* [What is required]: Transcribe the data underneath exactly, keeping every word in place.

* [Input data]:
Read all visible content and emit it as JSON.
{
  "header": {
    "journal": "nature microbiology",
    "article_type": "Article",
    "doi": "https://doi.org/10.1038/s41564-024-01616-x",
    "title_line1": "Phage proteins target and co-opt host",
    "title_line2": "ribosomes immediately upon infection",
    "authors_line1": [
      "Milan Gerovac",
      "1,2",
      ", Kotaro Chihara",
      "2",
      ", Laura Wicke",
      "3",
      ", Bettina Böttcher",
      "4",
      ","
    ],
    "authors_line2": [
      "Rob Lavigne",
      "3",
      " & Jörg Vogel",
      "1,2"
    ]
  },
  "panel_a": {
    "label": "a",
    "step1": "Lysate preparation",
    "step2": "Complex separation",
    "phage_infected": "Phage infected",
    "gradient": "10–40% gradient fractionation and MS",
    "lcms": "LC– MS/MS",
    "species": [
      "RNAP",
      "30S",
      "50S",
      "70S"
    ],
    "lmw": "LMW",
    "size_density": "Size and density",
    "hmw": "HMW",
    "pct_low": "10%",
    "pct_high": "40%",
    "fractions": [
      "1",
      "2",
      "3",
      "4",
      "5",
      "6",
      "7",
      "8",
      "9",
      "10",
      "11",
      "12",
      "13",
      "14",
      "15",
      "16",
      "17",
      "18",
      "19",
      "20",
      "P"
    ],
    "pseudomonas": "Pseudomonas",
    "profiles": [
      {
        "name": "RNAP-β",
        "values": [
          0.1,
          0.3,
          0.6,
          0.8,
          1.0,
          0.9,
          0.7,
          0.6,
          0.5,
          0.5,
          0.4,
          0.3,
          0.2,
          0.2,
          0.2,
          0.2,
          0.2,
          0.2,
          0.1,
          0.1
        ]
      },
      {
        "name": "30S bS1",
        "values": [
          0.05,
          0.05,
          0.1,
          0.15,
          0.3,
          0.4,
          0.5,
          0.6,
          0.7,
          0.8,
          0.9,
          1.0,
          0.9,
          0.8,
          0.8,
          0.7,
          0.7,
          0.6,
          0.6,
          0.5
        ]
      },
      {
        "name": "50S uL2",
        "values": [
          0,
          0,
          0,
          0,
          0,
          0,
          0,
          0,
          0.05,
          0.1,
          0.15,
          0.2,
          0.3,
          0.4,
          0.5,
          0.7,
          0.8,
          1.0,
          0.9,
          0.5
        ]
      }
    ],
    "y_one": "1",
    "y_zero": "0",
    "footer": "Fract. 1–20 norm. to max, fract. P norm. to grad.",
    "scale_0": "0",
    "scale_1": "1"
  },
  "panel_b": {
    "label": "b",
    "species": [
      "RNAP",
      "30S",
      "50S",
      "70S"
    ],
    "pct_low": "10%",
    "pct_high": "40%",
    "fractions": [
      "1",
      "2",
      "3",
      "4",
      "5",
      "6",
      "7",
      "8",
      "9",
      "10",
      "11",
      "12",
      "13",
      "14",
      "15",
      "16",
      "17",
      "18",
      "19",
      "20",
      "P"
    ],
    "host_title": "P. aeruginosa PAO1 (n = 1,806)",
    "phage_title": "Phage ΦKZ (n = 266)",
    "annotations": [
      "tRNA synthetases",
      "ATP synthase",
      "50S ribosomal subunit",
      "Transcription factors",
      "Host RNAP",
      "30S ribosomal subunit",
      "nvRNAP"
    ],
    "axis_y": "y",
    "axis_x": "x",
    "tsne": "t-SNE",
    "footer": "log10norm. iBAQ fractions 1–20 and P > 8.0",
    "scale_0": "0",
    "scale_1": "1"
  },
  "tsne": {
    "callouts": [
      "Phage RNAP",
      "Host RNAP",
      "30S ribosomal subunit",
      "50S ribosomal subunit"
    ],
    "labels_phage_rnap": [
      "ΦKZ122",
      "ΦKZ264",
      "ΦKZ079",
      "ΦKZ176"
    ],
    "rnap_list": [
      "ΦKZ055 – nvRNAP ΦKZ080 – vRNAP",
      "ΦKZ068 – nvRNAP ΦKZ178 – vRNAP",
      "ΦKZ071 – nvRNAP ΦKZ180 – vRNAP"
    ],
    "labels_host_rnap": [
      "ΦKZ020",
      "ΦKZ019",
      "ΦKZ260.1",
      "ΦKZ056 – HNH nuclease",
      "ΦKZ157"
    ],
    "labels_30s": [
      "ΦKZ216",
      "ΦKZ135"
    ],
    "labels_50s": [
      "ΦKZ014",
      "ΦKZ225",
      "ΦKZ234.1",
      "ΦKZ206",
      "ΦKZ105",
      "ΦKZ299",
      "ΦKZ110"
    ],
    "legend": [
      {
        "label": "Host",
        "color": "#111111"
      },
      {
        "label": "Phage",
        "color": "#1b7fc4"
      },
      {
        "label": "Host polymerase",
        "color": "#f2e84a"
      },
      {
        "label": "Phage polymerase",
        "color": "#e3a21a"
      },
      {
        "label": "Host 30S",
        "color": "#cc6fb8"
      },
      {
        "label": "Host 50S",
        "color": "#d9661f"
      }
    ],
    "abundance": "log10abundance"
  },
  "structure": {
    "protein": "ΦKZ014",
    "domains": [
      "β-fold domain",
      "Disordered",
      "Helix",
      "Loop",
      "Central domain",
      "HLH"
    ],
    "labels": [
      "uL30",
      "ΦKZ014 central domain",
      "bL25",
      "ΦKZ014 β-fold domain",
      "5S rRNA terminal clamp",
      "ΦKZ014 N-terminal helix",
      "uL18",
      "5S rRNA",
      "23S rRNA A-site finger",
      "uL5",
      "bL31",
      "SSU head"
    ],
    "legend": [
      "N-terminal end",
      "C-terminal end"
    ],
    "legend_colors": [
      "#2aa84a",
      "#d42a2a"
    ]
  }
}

* [Final answer]:
Read all visible content and emit it as JSON.
{
  "header": {
    "journal": "nature microbiology",
    "article_type": "Article",
    "doi": "https://doi.org/10.1038/s41564-024-01616-x",
    "title_line1": "Phage proteins target and co-opt host",
    "title_line2": "ribosomes immediately upon infection",
    "authors_line1": [
      "Milan Gerovac",
      "1,2",
      ", Kotaro Chihara",
      "2",
      ", Laura Wicke",
      "3",
      ", Bettina Böttcher",
      "4",
      ","
    ],
    "authors_line2": [
      "Rob Lavigne",
      "3",
      " & Jörg Vogel",
      "1,2"
    ]
  },
  "panel_a": {
    "label": "a",
    "step1": "Lysate preparation",
    "step2": "Complex separation",
    "phage_infected": "Phage infected",
    "gradient": "10–40% gradient fractionation and MS",
    "lcms": "LC– MS/MS",
    "species": [
      "RNAP",
      "30S",
      "50S",
      "70S"
    ],
    "lmw": "LMW",
    "size_density": "Size and density",
    "hmw": "HMW",
    "pct_low": "10%",
    "pct_high": "40%",
    "fractions": [
      "1",
      "2",
      "3",
      "4",
      "5",
      "6",
      "7",
      "8",
      "9",
      "10",
      "11",
      "12",
      "13",
      "14",
      "15",
      "16",
      "17",
      "18",
      "19",
      "20",
      "P"
    ],
    "pseudomonas": "Pseudomonas",
    "profiles": [
      {
        "name": "RNAP-β",
        "values": [
          0.1,
          0.3,
          0.6,
          0.8,
          1.0,
          0.9,
          0.7,
          0.6,
          0.5,
          0.5,
          0.4,
          0.3,
          0.2,
          0.2,
          0.2,
          0.2,
          0.2,
          0.2,
          0.1,
          0.1
        ]
      },
      {
        "name": "30S bS1",
        "values": [
          0.05,
          0.05,
          0.1,
          0.15,
          0.3,
          0.4,
          0.5,
          0.6,
          0.7,
          0.8,
          0.9,
          1.0,
          0.9,
          0.8,
          0.8,
          0.7,
          0.7,
          0.6,
          0.6,
          0.5
        ]
      },
      {
        "name": "50S uL2",
        "values": [
          0,
          0,
          0,
          0,
          0,
          0,
          0,
          0,
          0.05,
          0.1,
          0.15,
          0.2,
          0.3,
          0.4,
          0.5,
          0.7,
          0.8,
          1.0,
          0.9,
          0.5
        ]
      }
    ],
    "y_one": "1",
    "y_zero": "0",
    "footer": "Fract. 1–20 norm. to max, fract. P norm. to grad.",
    "scale_0": "0",
    "scale_1": "1"
  },
  "panel_b": {
    "label": "b",
    "species": [
      "RNAP",
      "30S",
      "50S",
      "70S"
    ],
    "pct_low": "10%",
    "pct_high": "40%",
    "fractions": [
      "1",
      "2",
      "3",
      "4",
      "5",
      "6",
      "7",
      "8",
      "9",
      "10",
      "11",
      "12",
      "13",
      "14",
      "15",
      "16",
      "17",
      "18",
      "19",
      "20",
      "P"
    ],
    "host_title": "P. aeruginosa PAO1 (n = 1,806)",
    "phage_title": "Phage ΦKZ (n = 266)",
    "annotations": [
      "tRNA synthetases",
      "ATP synthase",
      "50S ribosomal subunit",
      "Transcription factors",
      "Host RNAP",
      "30S ribosomal subunit",
      "nvRNAP"
    ],
    "axis_y": "y",
    "axis_x": "x",
    "tsne": "t-SNE",
    "footer": "log10norm. iBAQ fractions 1–20 and P > 8.0",
    "scale_0": "0",
    "scale_1": "1"
  },
  "tsne": {
    "callouts": [
      "Phage RNAP",
      "Host RNAP",
      "30S ribosomal subunit",
      "50S ribosomal subunit"
    ],
    "labels_phage_rnap": [
      "ΦKZ122",
      "ΦKZ264",
      "ΦKZ079",
      "ΦKZ176"
    ],
    "rnap_list": [
      "ΦKZ055 – nvRNAP ΦKZ080 – vRNAP",
      "ΦKZ068 – nvRNAP ΦKZ178 – vRNAP",
      "ΦKZ071 – nvRNAP ΦKZ180 – vRNAP"
    ],
    "labels_host_rnap": [
      "ΦKZ020",
      "ΦKZ019",
      "ΦKZ260.1",
      "ΦKZ056 – HNH nuclease",
      "ΦKZ157"
    ],
    "labels_30s": [
      "ΦKZ216",
      "ΦKZ135"
    ],
    "labels_50s": [
      "ΦKZ014",
      "ΦKZ225",
      "ΦKZ234.1",
      "ΦKZ206",
      "ΦKZ105",
      "ΦKZ299",
      "ΦKZ110"
    ],
    "legend": [
      {
        "label": "Host",
        "color": "#111111"
      },
      {
        "label": "Phage",
        "color": "#1b7fc4"
      },
      {
        "label": "Host polymerase",
        "color": "#f2e84a"
      },
      {
        "label": "Phage polymerase",
        "color": "#e3a21a"
      },
      {
        "label": "Host 30S",
        "color": "#cc6fb8"
      },
      {
        "label": "Host 50S",
        "color": "#d9661f"
      }
    ],
    "abundance": "log10abundance"
  },
  "structure": {
    "protein": "ΦKZ014",
    "domains": [
      "β-fold domain",
      "Disordered",
      "Helix",
      "Loop",
      "Central domain",
      "HLH"
    ],
    "labels": [
      "uL30",
      "ΦKZ014 central domain",
      "bL25",
      "ΦKZ014 β-fold domain",
      "5S rRNA terminal clamp",
      "ΦKZ014 N-terminal helix",
      "uL18",
      "5S rRNA",
      "23S rRNA A-site finger",
      "uL5",
      "bL31",
      "SSU head"
    ],
    "legend": [
      "N-terminal end",
      "C-terminal end"
    ],
    "legend_colors": [
      "#2aa84a",
      "#d42a2a"
    ]
  }
}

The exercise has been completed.